# Records from a dataset
----

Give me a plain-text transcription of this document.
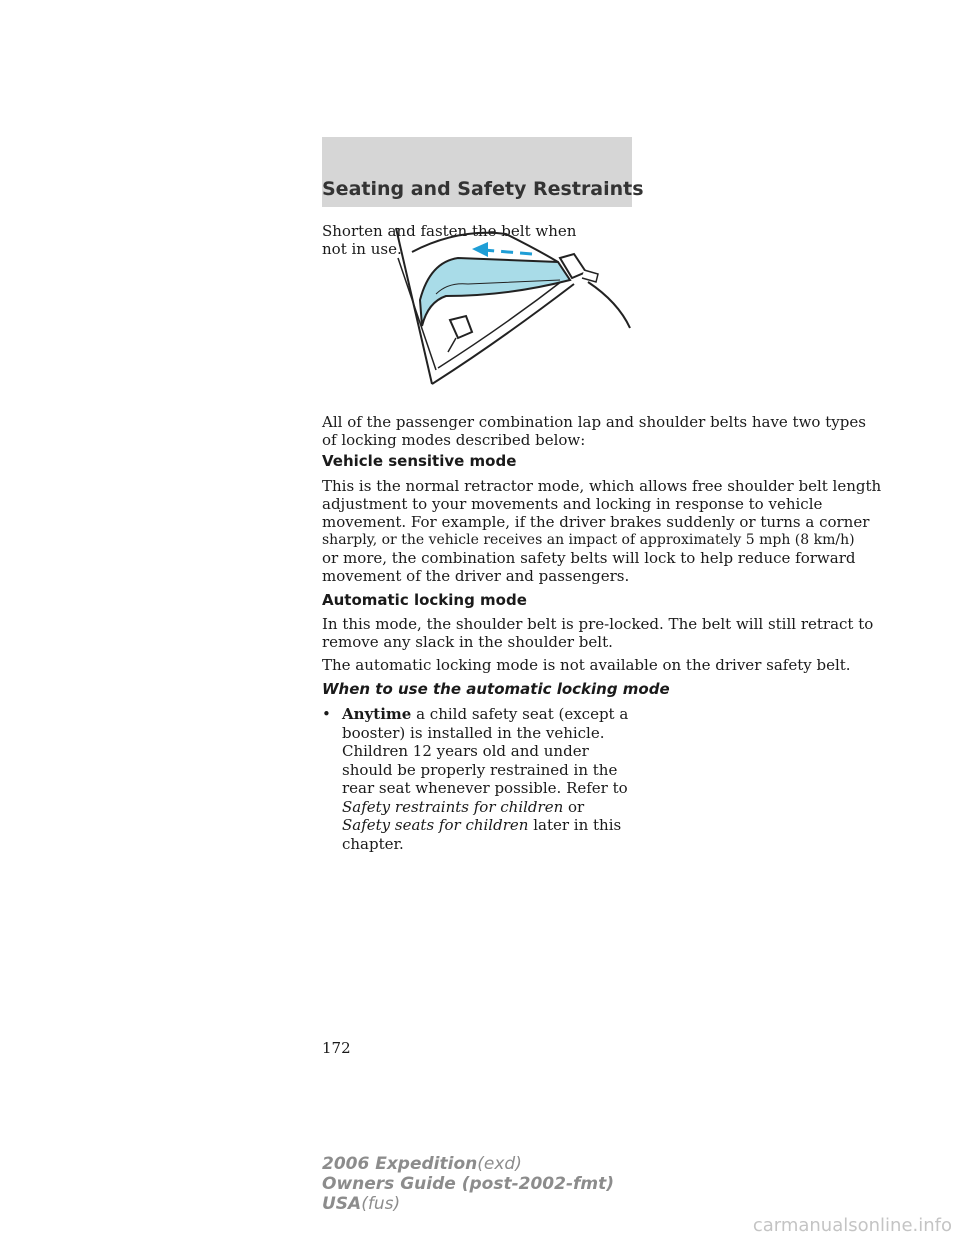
Seating and Safety Restraints
Shorten and fasten the belt when
not in use.
All of the passenger combination lap and shoulder belts have two types
of locking modes described below:
Vehicle sensitive mode
This is the normal retractor mode, which allows free shoulder belt length
adjustment to your movements and locking in response to vehicle
movement. For example, if the driver brakes suddenly or turns a corner
sharply, or the vehicle receives an impact of approximately 5 mph (8 km/h)
or more, the combination safety belts will lock to help reduce forward
movement of the driver and passengers.
Automatic locking mode
In this mode, the shoulder belt is pre-locked. The belt will still retract to
remove any slack in the shoulder belt.
The automatic locking mode is not available on the driver safety belt.
When to use the automatic locking mode
• Anytime a child safety seat (except a booster) is installed in the vehicle. Children 12 years old and under should be properly restrained in the rear seat whenever possible. Refer to Safety restraints for children or Safety seats for children later in this chapter.
172
2006 Expedition(exd)
Owners Guide (post-2002-fmt)
USA(fus)
carmanualsonline.info
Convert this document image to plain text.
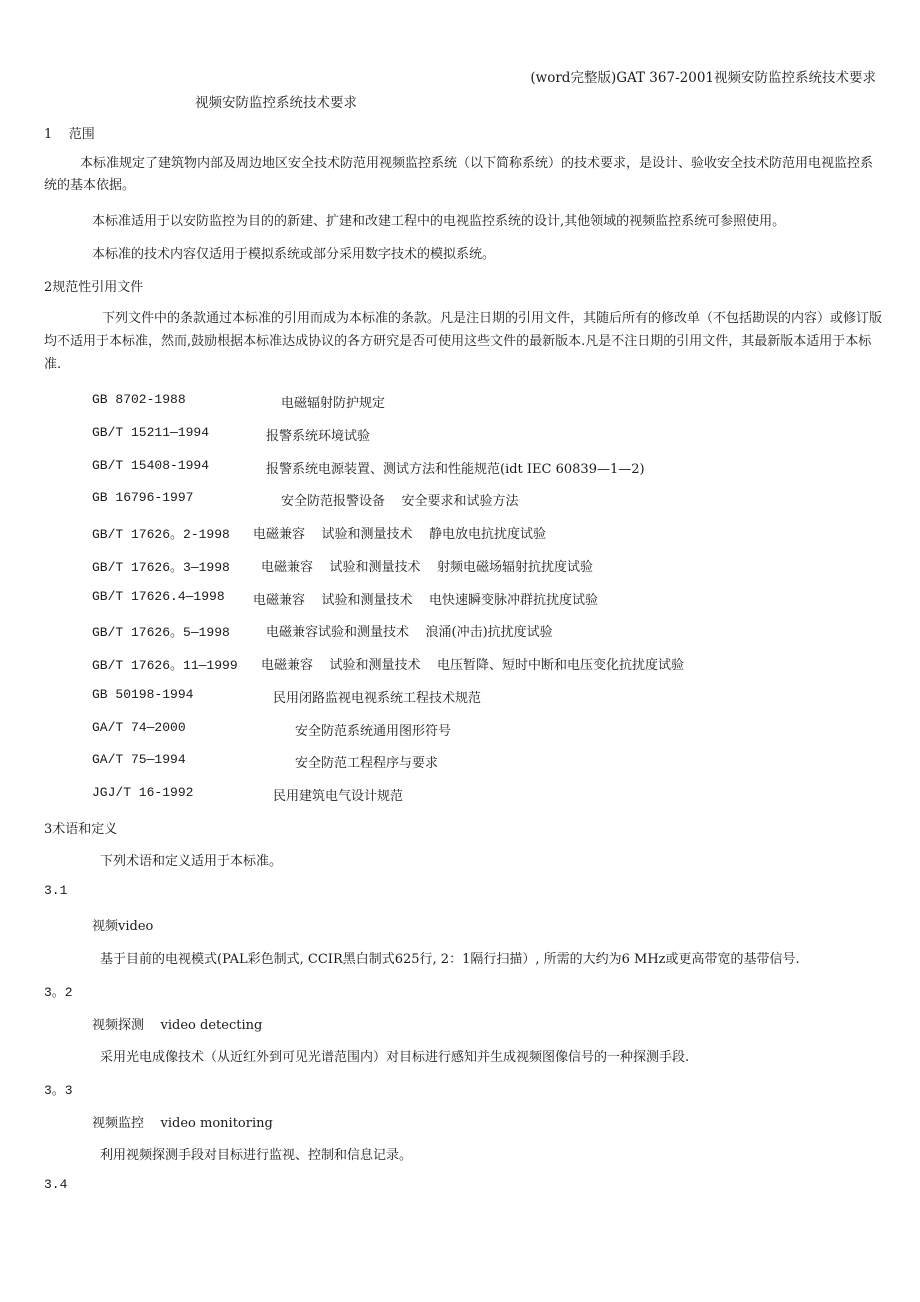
(word完整版)GAT 367-2001视频安防监控系统技术要求
视频安防监控系统技术要求
1    范围
本标准规定了建筑物内部及周边地区安全技术防范用视频监控系统（以下简称系统）的技术要求，是设计、验收安全技术防范用电视监控系统的基本依据。
本标准适用于以安防监控为目的的新建、扩建和改建工程中的电视监控系统的设计,其他领域的视频监控系统可参照使用。
本标准的技术内容仅适用于模拟系统或部分采用数字技术的模拟系统。
2规范性引用文件
下列文件中的条款通过本标准的引用而成为本标准的条款。凡是注日期的引用文件，其随后所有的修改单（不包括勘误的内容）或修订版均不适用于本标准，然而,鼓励根据本标准达成协议的各方研究是否可使用这些文件的最新版本.凡是不注日期的引用文件，其最新版本适用于本标准.
GB 8702-1988	电磁辐射防护规定
GB/T 15211—1994	报警系统环境试验
GB/T 15408-1994	报警系统电源装置、测试方法和性能规范(idt IEC 60839—1—2)
GB 16796-1997	安全防范报警设备    安全要求和试验方法
GB/T 17626。2-1998 电磁兼容    试验和测量技术    静电放电抗扰度试验
GB/T 17626。3—1998 电磁兼容    试验和测量技术    射频电磁场辐射抗扰度试验
GB/T 17626.4—1998 电磁兼容    试验和测量技术    电快速瞬变脉冲群抗扰度试验
GB/T 17626。5—1998	电磁兼容试验和测量技术    浪涌(冲击)抗扰度试验
GB/T 17626。11—1999 电磁兼容    试验和测量技术    电压暂降、短时中断和电压变化抗扰度试验
GB 50198-1994	民用闭路监视电视系统工程技术规范
GA/T 74—2000	安全防范系统通用图形符号
GA/T 75—1994	安全防范工程程序与要求
JGJ/T 16-1992	民用建筑电气设计规范
3术语和定义
下列术语和定义适用于本标准。
3.1
视频video
基于目前的电视模式(PAL彩色制式, CCIR黑白制式625行, 2：1隔行扫描）, 所需的大约为6 MHz或更高带宽的基带信号.
3。2
视频探测    video detecting
采用光电成像技术（从近红外到可见光谱范围内）对目标进行感知并生成视频图像信号的一种探测手段.
3。3
视频监控    video monitoring
利用视频探测手段对目标进行监视、控制和信息记录。
3.4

----

# Directive
Return only those lines of the records that contain the string "will".

# Solution below
or more, the combination safety belts will lock to help reduce forward
In this mode, the shoulder belt is pre-locked. The belt will still retract to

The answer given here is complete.